» STORED DATA:
★ ★ ★ ★
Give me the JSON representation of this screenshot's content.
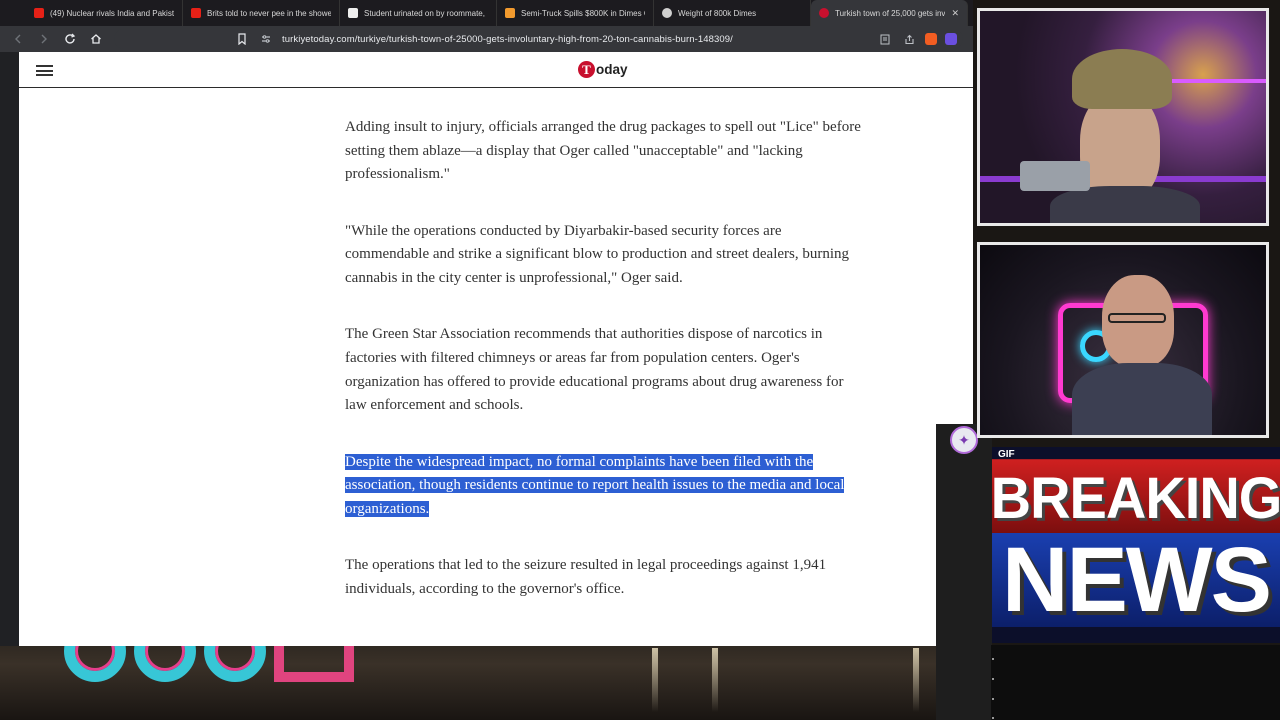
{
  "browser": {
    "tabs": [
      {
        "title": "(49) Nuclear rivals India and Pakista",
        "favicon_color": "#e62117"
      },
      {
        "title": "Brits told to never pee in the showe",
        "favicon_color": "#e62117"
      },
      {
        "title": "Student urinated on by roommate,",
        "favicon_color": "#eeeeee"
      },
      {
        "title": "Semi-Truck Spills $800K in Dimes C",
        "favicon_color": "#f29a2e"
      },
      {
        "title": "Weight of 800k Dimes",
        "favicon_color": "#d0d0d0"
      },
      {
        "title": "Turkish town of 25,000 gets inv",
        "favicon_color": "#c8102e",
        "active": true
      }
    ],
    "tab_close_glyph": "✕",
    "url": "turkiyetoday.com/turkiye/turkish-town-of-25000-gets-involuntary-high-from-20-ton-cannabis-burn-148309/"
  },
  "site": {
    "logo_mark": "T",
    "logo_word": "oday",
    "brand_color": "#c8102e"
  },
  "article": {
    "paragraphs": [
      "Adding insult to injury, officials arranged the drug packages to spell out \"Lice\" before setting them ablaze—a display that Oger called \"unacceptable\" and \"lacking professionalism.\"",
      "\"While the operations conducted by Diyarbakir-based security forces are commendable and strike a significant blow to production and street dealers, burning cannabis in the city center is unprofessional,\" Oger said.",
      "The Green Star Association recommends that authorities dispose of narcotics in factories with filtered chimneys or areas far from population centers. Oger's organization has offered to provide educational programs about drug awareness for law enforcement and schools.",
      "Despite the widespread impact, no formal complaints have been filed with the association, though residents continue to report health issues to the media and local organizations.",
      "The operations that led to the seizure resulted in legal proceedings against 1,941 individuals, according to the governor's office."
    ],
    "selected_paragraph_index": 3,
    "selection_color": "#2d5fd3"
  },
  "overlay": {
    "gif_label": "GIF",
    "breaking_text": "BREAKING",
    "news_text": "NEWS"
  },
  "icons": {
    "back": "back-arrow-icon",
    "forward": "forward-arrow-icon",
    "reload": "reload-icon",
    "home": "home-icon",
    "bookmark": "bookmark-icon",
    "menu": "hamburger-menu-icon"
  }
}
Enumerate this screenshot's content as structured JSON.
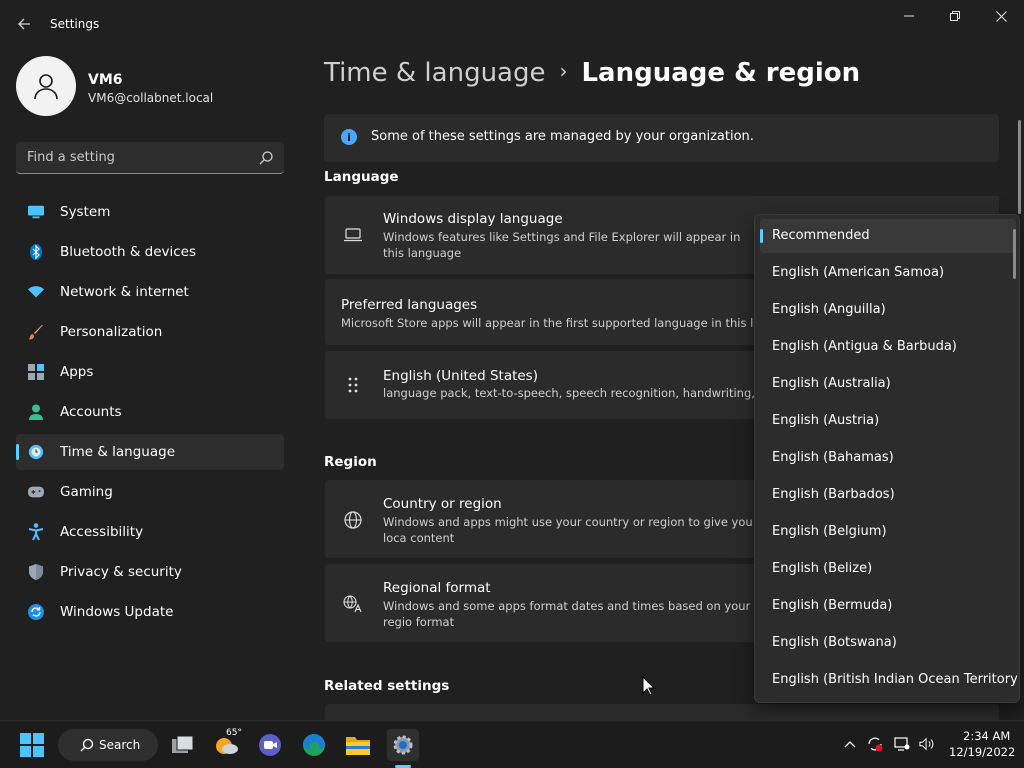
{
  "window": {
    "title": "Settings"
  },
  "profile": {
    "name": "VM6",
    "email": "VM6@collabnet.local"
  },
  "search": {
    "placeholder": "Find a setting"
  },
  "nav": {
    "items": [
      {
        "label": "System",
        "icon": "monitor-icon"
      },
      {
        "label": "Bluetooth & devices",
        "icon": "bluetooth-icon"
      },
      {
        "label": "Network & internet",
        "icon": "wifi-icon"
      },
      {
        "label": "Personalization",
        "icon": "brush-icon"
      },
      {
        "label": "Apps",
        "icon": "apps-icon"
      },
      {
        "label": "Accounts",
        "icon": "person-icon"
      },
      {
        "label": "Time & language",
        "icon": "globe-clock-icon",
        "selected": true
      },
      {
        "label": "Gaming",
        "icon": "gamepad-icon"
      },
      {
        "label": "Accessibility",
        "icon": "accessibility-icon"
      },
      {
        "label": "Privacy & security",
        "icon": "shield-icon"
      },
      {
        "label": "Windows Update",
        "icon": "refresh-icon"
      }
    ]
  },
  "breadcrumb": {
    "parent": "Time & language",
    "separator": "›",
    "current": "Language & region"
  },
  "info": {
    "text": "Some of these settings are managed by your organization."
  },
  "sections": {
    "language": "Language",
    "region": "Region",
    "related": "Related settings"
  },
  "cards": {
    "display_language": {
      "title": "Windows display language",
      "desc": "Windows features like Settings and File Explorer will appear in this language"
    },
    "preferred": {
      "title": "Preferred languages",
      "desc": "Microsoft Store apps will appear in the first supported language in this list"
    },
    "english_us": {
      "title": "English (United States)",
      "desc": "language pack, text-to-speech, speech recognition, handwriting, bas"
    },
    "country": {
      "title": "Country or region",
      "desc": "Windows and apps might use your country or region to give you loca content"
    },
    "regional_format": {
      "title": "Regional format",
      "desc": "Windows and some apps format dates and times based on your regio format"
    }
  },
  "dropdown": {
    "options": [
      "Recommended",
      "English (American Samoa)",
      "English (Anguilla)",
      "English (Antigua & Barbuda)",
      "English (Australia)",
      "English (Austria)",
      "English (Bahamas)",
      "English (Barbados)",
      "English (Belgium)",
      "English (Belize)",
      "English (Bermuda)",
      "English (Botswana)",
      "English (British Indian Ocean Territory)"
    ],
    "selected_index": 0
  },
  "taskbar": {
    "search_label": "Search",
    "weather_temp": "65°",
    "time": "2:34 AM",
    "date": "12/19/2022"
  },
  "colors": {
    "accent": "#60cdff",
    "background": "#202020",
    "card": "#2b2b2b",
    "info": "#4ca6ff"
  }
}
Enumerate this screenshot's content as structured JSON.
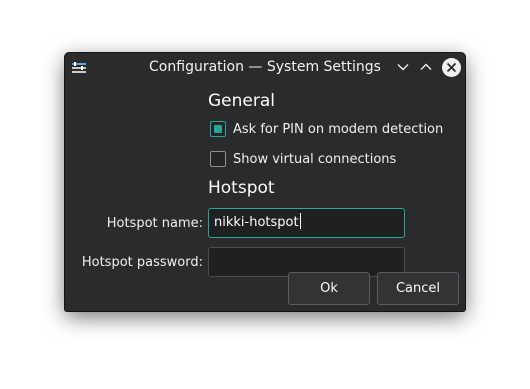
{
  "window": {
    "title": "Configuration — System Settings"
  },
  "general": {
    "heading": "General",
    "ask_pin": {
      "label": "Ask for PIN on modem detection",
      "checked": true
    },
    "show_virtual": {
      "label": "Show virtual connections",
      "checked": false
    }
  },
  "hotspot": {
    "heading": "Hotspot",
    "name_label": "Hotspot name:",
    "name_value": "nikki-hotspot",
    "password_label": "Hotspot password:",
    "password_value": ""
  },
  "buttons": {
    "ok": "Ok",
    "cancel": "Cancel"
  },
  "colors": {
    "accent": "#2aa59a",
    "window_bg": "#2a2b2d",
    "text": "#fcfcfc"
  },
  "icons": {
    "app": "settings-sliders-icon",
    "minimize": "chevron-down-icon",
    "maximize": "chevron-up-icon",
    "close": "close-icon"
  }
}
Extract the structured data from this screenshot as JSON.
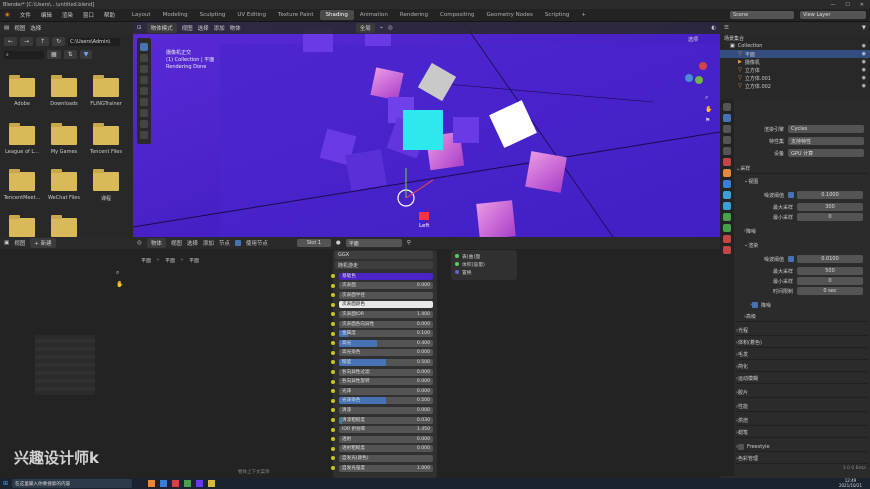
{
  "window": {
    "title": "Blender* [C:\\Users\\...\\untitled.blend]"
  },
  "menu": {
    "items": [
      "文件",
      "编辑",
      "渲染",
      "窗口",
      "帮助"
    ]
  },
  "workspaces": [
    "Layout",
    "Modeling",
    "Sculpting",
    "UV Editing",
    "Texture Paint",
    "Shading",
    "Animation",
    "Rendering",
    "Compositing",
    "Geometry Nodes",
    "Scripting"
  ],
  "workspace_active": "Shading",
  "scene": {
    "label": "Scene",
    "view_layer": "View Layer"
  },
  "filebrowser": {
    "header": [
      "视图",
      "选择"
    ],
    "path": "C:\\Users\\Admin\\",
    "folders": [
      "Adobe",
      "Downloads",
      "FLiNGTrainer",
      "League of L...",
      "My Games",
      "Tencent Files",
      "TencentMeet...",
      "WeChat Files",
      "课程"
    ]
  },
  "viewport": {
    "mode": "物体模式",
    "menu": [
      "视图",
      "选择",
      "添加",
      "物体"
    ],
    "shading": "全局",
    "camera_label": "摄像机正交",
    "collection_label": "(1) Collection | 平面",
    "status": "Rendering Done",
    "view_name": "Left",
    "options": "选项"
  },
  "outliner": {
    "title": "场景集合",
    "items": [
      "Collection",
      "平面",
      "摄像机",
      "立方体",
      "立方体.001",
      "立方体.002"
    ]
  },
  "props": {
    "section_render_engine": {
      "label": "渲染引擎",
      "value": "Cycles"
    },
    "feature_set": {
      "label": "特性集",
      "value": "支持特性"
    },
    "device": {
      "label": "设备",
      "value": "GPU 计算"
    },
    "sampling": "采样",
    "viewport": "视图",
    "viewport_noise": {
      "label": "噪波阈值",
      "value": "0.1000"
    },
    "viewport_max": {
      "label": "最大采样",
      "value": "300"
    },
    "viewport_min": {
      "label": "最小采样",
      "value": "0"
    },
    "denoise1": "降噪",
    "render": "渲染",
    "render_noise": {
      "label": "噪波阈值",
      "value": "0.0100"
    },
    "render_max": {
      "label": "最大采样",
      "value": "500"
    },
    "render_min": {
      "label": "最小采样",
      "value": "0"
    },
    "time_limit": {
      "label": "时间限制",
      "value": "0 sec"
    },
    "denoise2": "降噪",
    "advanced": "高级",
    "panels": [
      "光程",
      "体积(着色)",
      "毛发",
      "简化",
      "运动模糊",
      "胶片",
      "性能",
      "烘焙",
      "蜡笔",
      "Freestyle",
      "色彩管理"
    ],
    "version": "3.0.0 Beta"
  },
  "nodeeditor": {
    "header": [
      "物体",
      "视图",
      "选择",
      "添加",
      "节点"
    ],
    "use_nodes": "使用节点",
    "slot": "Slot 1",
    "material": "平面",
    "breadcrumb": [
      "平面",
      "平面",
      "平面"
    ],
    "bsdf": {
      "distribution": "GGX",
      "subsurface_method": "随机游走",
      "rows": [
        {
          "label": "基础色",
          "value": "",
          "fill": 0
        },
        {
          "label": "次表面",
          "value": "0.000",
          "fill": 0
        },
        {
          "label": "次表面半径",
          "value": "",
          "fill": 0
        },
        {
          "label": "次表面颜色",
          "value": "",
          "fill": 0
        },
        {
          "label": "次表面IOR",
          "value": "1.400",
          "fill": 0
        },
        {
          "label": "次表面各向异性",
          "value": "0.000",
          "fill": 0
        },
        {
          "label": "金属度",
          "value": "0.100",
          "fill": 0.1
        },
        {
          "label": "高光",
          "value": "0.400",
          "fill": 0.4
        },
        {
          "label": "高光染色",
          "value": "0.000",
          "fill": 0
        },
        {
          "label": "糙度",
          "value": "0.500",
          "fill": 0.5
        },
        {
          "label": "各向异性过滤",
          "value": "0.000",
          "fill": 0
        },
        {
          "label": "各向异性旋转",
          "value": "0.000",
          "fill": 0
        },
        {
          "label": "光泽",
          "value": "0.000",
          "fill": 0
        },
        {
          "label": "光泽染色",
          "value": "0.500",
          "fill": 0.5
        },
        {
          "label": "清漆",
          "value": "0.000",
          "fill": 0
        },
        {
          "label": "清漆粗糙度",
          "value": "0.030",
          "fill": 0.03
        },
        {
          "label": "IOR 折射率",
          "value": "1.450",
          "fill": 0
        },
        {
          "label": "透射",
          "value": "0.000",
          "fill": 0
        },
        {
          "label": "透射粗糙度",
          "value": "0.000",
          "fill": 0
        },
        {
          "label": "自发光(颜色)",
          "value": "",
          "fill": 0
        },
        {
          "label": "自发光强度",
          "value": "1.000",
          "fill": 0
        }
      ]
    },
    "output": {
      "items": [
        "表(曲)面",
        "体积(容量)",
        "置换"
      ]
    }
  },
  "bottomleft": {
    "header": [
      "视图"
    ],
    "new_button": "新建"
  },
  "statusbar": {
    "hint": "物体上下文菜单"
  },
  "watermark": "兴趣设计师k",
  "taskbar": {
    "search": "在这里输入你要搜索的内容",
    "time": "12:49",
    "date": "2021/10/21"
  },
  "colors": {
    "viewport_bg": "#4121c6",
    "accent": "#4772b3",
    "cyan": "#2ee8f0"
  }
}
★ ★ ★ ★
Among the lines of the data, identify those with the word "local". Copy each of them.

      "Despite the widespread impact, no formal complaints have been filed with the association, though residents continue to report health issues to the media and local organizations.",
    "email": "VM6@collabnet.local"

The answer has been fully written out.